- Görev 1 -
Lütfen aşağıdaki listede "271, 838, 316]" içeren satırla "147, 838, 646]" içeren satır arasındaki satırları, bu iki satır da dahil olmak üzere, hiç değiştirmeden çıktı olarak ver.

- Okuma parçası -
Site icon İnternet Haberler Köşe Yazıları Yorumlar Siyaset Ekonomi Spor

Cemaat bitirilebilir mi?

Cemaat bitirilebilir mi?


Bugünlerde çok güncel bir mesele var. Mesele aslında İslam inanışındaki âdetullah kavramı ile modern sosyolojinin kollektif hafıza teorisini ortak bir noktada buluşturuyor.İslam alimlerinin yüzyıllardır cevabını verdiği sorular güncel akademik araştırmalar ile aynı gizemi işaret ediyor. Toplumsal hareketlerin gerçek kaderi nedir?

M. NEDİM HAZAR | YORUM

Bugünkü analize geçmeden önce bir hakikat-ı sabiti yazmak gerekiyor. Tayyip Erdoğan’ın Gülen ve Hizmet Hareketi nefreti her şeyin üzerinde ve önündedir. Erdoğan bazılarının ifade ettiği gibi, “gerekirse ahiretimi feda etme pahasına” diyerek çıtayı koyduğu yeri net olarak göstermiştir.

Vaktiyle Hind Nefreti diye bir yazı kaleme almıştım. Okumaya vakti olmayanlar için özetleyeyim:

Ebû Süfyân’ın hanımı ve Mu’aviye’nin annesi olan Hind b. Utbe. Bedir’de babası Utbe bin Rebia’yı kaybetmiştir. Savaşın gerekçesi ve haklı/haksızlık umurunda bile değildir Hind’in. Kocası Ebu Süfyan’ı bile korkaklık ve fırsatçılıkla suçlar. İntikam ateşiyle yanıp tutuşurken Hz. Vahşi’ye gider. Hz. Hamza efendimizin öldürülmesi karşılığında özgürlük ve zenginlik vaat eder.

Gözünü bürüyen intikam hissi, o kadar kuşatmıştır ki, canını almak yeterli olmayacaktır düşmanının. Ölü bedenin göğsünü yarıp kalbini/ciğerini çıkarıp çiğnemek bile yatıştırmaz nefretini.

Hind’in nefretiyle kuşatıldık adeta. Hasım olarak gördüklerimizi yok etmek yeterli bile gelmiyor. Atılan tekmeler, vurulan darbeler, entrikalar, iftiralar yeterli olmuyor adeta. Göğsünü yarıp kalbini, ciğerini çiğnemek istiyor nefret ile kuşananlar.

İşte Erdoğan’ın Cemaat nefreti Hind’inkinden bile fazladır.

Cemaate yaptığı ve yapacağı hiçbir kötülük onun yüreğini soğutmaz, soğutmayacaktır. Dolayısıyla, -tabii bunu samimi olarak söyleyenleri kast ediyorum- “Özür dilensin, Cemaat faaliyetlerini durdursun!” filan hikayedir. Tayyip Erdoğan’ı zerre miktar tanımamaktır.

- Malzeme -

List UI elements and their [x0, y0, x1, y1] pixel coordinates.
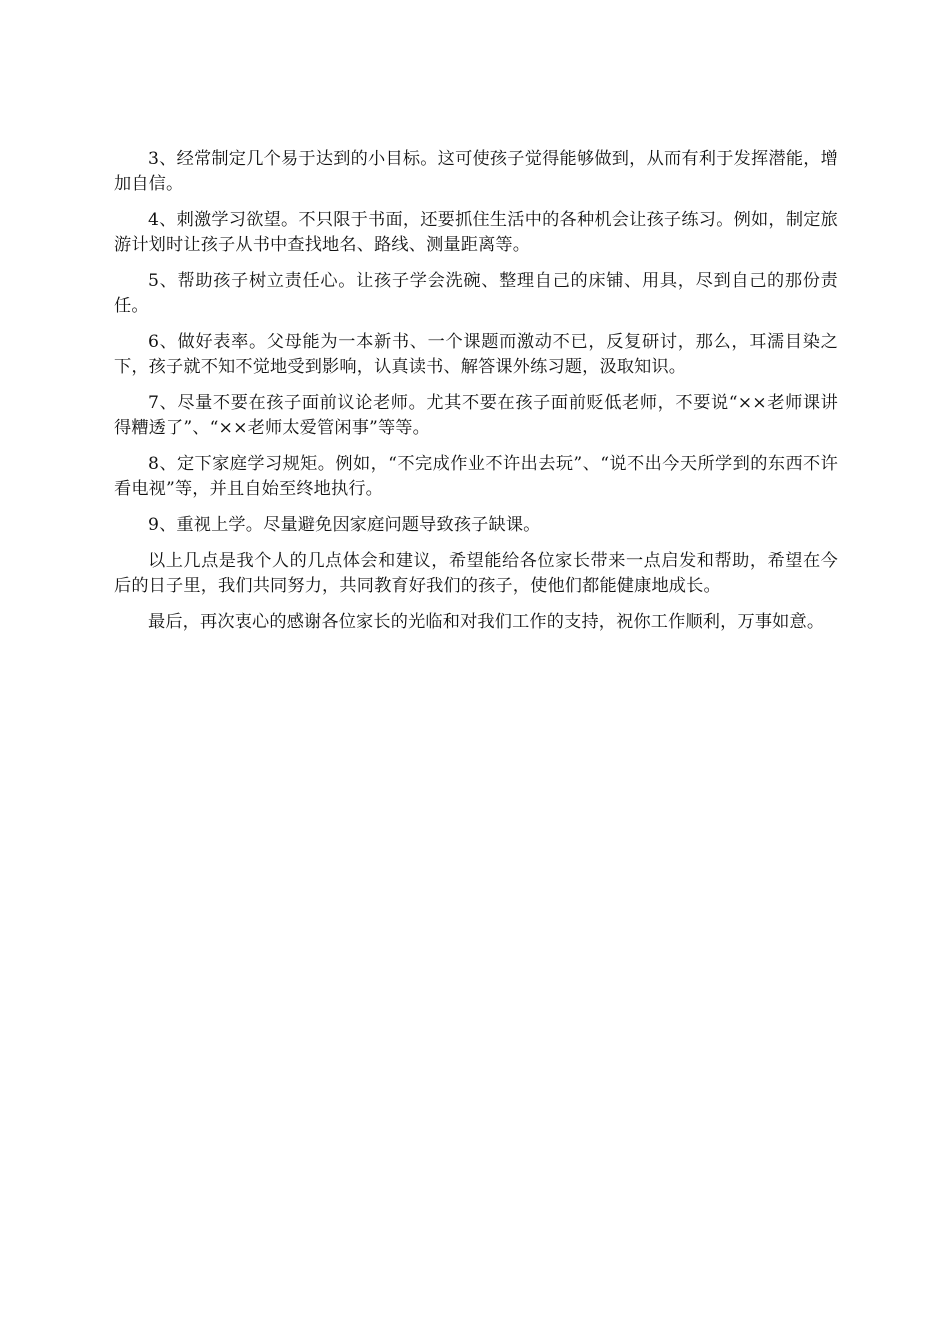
paragraph-tip-5: 5、帮助孩子树立责任心。让孩子学会洗碗、整理自己的床铺、用具，尽到自己的那份责任。	[114, 271, 838, 316]
paragraph-tip-8: 8、定下家庭学习规矩。例如，“不完成作业不许出去玩”、“说不出今天所学到的东西不许看电视”等，并且自始至终地执行。	[114, 454, 838, 499]
paragraph-tip-6: 6、做好表率。父母能为一本新书、一个课题而激动不已，反复研讨，那么，耳濡目染之下，孩子就不知不觉地受到影响，认真读书、解答课外练习题，汲取知识。	[114, 332, 838, 377]
paragraph-tip-7: 7、尽量不要在孩子面前议论老师。尤其不要在孩子面前贬低老师，不要说“××老师课讲得糟透了”、“××老师太爱管闲事”等等。	[114, 393, 838, 438]
paragraph-tip-4: 4、刺激学习欲望。不只限于书面，还要抓住生活中的各种机会让孩子练习。例如，制定旅游计划时让孩子从书中查找地名、路线、测量距离等。	[114, 210, 838, 255]
paragraph-tip-3: 3、经常制定几个易于达到的小目标。这可使孩子觉得能够做到，从而有利于发挥潜能，增加自信。	[114, 149, 838, 194]
document-body	[114, 147, 838, 646]
paragraph-summary: 以上几点是我个人的几点体会和建议，希望能给各位家长带来一点启发和帮助，希望在今后的日子里，我们共同努力，共同教育好我们的孩子，使他们都能健康地成长。	[114, 551, 838, 596]
paragraph-tip-9: 9、重视上学。尽量避免因家庭问题导致孩子缺课。	[148, 515, 541, 535]
paragraph-closing: 最后，再次衷心的感谢各位家长的光临和对我们工作的支持，祝你工作顺利，万事如意。	[148, 612, 825, 632]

- Görev 2 -
Yukarıdaki yazıdan "Gözünü bürüyen intikam" ile "zerre miktar tanımamaktır." arasındaki bölümü, iki uç dahil, aynen döndür.

- Tam yanıt 1 -
paragraph-tip-5: 5、帮助孩子树立责任心。让孩子学会洗碗、整理自己的床铺、用具，尽到自己的那份责任。	[114, 271, 838, 316]
paragraph-tip-8: 8、定下家庭学习规矩。例如，“不完成作业不许出去玩”、“说不出今天所学到的东西不许看电视”等，并且自始至终地执行。	[114, 454, 838, 499]
paragraph-tip-6: 6、做好表率。父母能为一本新书、一个课题而激动不已，反复研讨，那么，耳濡目染之下，孩子就不知不觉地受到影响，认真读书、解答课外练习题，汲取知识。	[114, 332, 838, 377]
paragraph-tip-7: 7、尽量不要在孩子面前议论老师。尤其不要在孩子面前贬低老师，不要说“××老师课讲得糟透了”、“××老师太爱管闲事”等等。	[114, 393, 838, 438]
paragraph-tip-4: 4、刺激学习欲望。不只限于书面，还要抓住生活中的各种机会让孩子练习。例如，制定旅游计划时让孩子从书中查找地名、路线、测量距离等。	[114, 210, 838, 255]
paragraph-tip-3: 3、经常制定几个易于达到的小目标。这可使孩子觉得能够做到，从而有利于发挥潜能，增加自信。	[114, 149, 838, 194]
document-body	[114, 147, 838, 646]

- Tam yanıt 2 -
Gözünü bürüyen intikam hissi, o kadar kuşatmıştır ki, canını almak yeterli olmayacaktır düşmanının. Ölü bedenin göğsünü yarıp kalbini/ciğerini çıkarıp çiğnemek bile yatıştırmaz nefretini.

Hind’in nefretiyle kuşatıldık adeta. Hasım olarak gördüklerimizi yok etmek yeterli bile gelmiyor. Atılan tekmeler, vurulan darbeler, entrikalar, iftiralar yeterli olmuyor adeta. Göğsünü yarıp kalbini, ciğerini çiğnemek istiyor nefret ile kuşananlar.

İşte Erdoğan’ın Cemaat nefreti Hind’inkinden bile fazladır.

Cemaate yaptığı ve yapacağı hiçbir kötülük onun yüreğini soğutmaz, soğutmayacaktır. Dolayısıyla, -tabii bunu samimi olarak söyleyenleri kast ediyorum- “Özür dilensin, Cemaat faaliyetlerini durdursun!” filan hikayedir. Tayyip Erdoğan’ı zerre miktar tanımamaktır.